Lines of data
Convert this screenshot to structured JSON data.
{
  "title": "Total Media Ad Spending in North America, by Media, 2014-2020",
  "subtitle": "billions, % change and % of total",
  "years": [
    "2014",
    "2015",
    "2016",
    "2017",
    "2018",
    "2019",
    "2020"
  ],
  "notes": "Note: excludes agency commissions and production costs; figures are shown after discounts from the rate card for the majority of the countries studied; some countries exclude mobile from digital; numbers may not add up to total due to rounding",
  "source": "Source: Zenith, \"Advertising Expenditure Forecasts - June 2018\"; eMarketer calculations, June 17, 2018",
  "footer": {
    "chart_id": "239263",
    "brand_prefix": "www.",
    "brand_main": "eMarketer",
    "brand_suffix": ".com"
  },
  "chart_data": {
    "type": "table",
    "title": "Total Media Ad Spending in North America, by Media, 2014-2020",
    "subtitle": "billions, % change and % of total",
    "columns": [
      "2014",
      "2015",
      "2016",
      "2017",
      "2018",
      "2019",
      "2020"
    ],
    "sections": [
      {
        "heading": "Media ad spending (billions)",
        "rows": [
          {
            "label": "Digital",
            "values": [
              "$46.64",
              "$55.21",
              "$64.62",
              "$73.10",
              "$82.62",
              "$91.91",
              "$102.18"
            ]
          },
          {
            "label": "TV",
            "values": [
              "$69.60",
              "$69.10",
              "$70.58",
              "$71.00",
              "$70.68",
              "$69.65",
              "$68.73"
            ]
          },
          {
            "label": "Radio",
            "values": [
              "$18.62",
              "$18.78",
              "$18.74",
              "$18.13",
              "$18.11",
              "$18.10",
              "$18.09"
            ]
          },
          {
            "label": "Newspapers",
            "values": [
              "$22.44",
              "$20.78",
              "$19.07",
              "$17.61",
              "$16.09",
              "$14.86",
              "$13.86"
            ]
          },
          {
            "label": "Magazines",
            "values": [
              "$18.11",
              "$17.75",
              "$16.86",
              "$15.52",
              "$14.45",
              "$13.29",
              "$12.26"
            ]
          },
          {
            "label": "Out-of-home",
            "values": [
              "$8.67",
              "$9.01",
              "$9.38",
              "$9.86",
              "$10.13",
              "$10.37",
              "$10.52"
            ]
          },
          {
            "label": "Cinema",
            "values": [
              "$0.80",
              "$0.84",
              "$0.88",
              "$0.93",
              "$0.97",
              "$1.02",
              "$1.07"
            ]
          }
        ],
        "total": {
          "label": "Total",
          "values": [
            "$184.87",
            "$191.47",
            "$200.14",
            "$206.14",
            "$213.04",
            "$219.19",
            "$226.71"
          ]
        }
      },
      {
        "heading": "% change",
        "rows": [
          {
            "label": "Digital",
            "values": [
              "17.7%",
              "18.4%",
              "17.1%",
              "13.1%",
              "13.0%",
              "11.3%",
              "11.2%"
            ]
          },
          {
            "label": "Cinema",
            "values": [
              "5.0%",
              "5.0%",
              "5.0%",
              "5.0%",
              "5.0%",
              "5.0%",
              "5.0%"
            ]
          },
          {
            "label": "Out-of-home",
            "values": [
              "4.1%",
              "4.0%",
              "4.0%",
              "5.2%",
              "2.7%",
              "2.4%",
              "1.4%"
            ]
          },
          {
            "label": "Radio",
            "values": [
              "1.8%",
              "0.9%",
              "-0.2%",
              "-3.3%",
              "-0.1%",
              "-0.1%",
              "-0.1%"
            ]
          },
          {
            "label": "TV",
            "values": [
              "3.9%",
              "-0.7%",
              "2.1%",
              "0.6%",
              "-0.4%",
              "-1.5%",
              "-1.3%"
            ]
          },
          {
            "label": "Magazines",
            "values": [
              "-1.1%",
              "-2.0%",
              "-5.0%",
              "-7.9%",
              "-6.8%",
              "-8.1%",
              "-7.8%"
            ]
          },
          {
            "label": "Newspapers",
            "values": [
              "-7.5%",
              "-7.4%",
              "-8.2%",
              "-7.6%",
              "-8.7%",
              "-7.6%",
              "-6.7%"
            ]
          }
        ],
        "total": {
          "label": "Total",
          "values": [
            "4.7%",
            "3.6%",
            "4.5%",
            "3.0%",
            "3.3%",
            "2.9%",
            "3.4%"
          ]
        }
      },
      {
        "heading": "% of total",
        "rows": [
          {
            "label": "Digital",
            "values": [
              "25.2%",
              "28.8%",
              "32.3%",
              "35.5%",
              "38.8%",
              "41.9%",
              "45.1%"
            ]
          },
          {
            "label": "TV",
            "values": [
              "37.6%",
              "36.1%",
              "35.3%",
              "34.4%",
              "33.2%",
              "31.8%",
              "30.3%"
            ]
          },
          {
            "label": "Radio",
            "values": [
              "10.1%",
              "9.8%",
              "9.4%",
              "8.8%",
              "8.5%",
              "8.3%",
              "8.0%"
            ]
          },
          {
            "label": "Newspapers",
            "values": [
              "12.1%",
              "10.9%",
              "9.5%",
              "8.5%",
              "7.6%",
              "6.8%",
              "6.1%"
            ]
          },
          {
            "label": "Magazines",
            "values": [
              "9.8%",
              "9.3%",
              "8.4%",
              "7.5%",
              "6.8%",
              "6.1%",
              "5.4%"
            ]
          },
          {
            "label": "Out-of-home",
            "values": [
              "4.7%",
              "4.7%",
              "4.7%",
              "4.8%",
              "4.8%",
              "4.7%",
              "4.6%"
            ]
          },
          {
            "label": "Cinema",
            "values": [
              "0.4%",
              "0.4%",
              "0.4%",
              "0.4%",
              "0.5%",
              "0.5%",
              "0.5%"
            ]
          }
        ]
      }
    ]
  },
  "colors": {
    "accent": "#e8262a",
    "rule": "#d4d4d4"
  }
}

▶ [Exercise details] Nothing in the listing may be changed; retype it all exactly.

▶ [Solved problem]
Convert this screenshot to structured JSON data.
{
  "title": "Total Media Ad Spending in North America, by Media, 2014-2020",
  "subtitle": "billions, % change and % of total",
  "years": [
    "2014",
    "2015",
    "2016",
    "2017",
    "2018",
    "2019",
    "2020"
  ],
  "notes": "Note: excludes agency commissions and production costs; figures are shown after discounts from the rate card for the majority of the countries studied; some countries exclude mobile from digital; numbers may not add up to total due to rounding",
  "source": "Source: Zenith, \"Advertising Expenditure Forecasts - June 2018\"; eMarketer calculations, June 17, 2018",
  "footer": {
    "chart_id": "239263",
    "brand_prefix": "www.",
    "brand_main": "eMarketer",
    "brand_suffix": ".com"
  },
  "chart_data": {
    "type": "table",
    "title": "Total Media Ad Spending in North America, by Media, 2014-2020",
    "subtitle": "billions, % change and % of total",
    "columns": [
      "2014",
      "2015",
      "2016",
      "2017",
      "2018",
      "2019",
      "2020"
    ],
    "sections": [
      {
        "heading": "Media ad spending (billions)",
        "rows": [
          {
            "label": "Digital",
            "values": [
              "$46.64",
              "$55.21",
              "$64.62",
              "$73.10",
              "$82.62",
              "$91.91",
              "$102.18"
            ]
          },
          {
            "label": "TV",
            "values": [
              "$69.60",
              "$69.10",
              "$70.58",
              "$71.00",
              "$70.68",
              "$69.65",
              "$68.73"
            ]
          },
          {
            "label": "Radio",
            "values": [
              "$18.62",
              "$18.78",
              "$18.74",
              "$18.13",
              "$18.11",
              "$18.10",
              "$18.09"
            ]
          },
          {
            "label": "Newspapers",
            "values": [
              "$22.44",
              "$20.78",
              "$19.07",
              "$17.61",
              "$16.09",
              "$14.86",
              "$13.86"
            ]
          },
          {
            "label": "Magazines",
            "values": [
              "$18.11",
              "$17.75",
              "$16.86",
              "$15.52",
              "$14.45",
              "$13.29",
              "$12.26"
            ]
          },
          {
            "label": "Out-of-home",
            "values": [
              "$8.67",
              "$9.01",
              "$9.38",
              "$9.86",
              "$10.13",
              "$10.37",
              "$10.52"
            ]
          },
          {
            "label": "Cinema",
            "values": [
              "$0.80",
              "$0.84",
              "$0.88",
              "$0.93",
              "$0.97",
              "$1.02",
              "$1.07"
            ]
          }
        ],
        "total": {
          "label": "Total",
          "values": [
            "$184.87",
            "$191.47",
            "$200.14",
            "$206.14",
            "$213.04",
            "$219.19",
            "$226.71"
          ]
        }
      },
      {
        "heading": "% change",
        "rows": [
          {
            "label": "Digital",
            "values": [
              "17.7%",
              "18.4%",
              "17.1%",
              "13.1%",
              "13.0%",
              "11.3%",
              "11.2%"
            ]
          },
          {
            "label": "Cinema",
            "values": [
              "5.0%",
              "5.0%",
              "5.0%",
              "5.0%",
              "5.0%",
              "5.0%",
              "5.0%"
            ]
          },
          {
            "label": "Out-of-home",
            "values": [
              "4.1%",
              "4.0%",
              "4.0%",
              "5.2%",
              "2.7%",
              "2.4%",
              "1.4%"
            ]
          },
          {
            "label": "Radio",
            "values": [
              "1.8%",
              "0.9%",
              "-0.2%",
              "-3.3%",
              "-0.1%",
              "-0.1%",
              "-0.1%"
            ]
          },
          {
            "label": "TV",
            "values": [
              "3.9%",
              "-0.7%",
              "2.1%",
              "0.6%",
              "-0.4%",
              "-1.5%",
              "-1.3%"
            ]
          },
          {
            "label": "Magazines",
            "values": [
              "-1.1%",
              "-2.0%",
              "-5.0%",
              "-7.9%",
              "-6.8%",
              "-8.1%",
              "-7.8%"
            ]
          },
          {
            "label": "Newspapers",
            "values": [
              "-7.5%",
              "-7.4%",
              "-8.2%",
              "-7.6%",
              "-8.7%",
              "-7.6%",
              "-6.7%"
            ]
          }
        ],
        "total": {
          "label": "Total",
          "values": [
            "4.7%",
            "3.6%",
            "4.5%",
            "3.0%",
            "3.3%",
            "2.9%",
            "3.4%"
          ]
        }
      },
      {
        "heading": "% of total",
        "rows": [
          {
            "label": "Digital",
            "values": [
              "25.2%",
              "28.8%",
              "32.3%",
              "35.5%",
              "38.8%",
              "41.9%",
              "45.1%"
            ]
          },
          {
            "label": "TV",
            "values": [
              "37.6%",
              "36.1%",
              "35.3%",
              "34.4%",
              "33.2%",
              "31.8%",
              "30.3%"
            ]
          },
          {
            "label": "Radio",
            "values": [
              "10.1%",
              "9.8%",
              "9.4%",
              "8.8%",
              "8.5%",
              "8.3%",
              "8.0%"
            ]
          },
          {
            "label": "Newspapers",
            "values": [
              "12.1%",
              "10.9%",
              "9.5%",
              "8.5%",
              "7.6%",
              "6.8%",
              "6.1%"
            ]
          },
          {
            "label": "Magazines",
            "values": [
              "9.8%",
              "9.3%",
              "8.4%",
              "7.5%",
              "6.8%",
              "6.1%",
              "5.4%"
            ]
          },
          {
            "label": "Out-of-home",
            "values": [
              "4.7%",
              "4.7%",
              "4.7%",
              "4.8%",
              "4.8%",
              "4.7%",
              "4.6%"
            ]
          },
          {
            "label": "Cinema",
            "values": [
              "0.4%",
              "0.4%",
              "0.4%",
              "0.4%",
              "0.5%",
              "0.5%",
              "0.5%"
            ]
          }
        ]
      }
    ]
  },
  "colors": {
    "accent": "#e8262a",
    "rule": "#d4d4d4"
  }
}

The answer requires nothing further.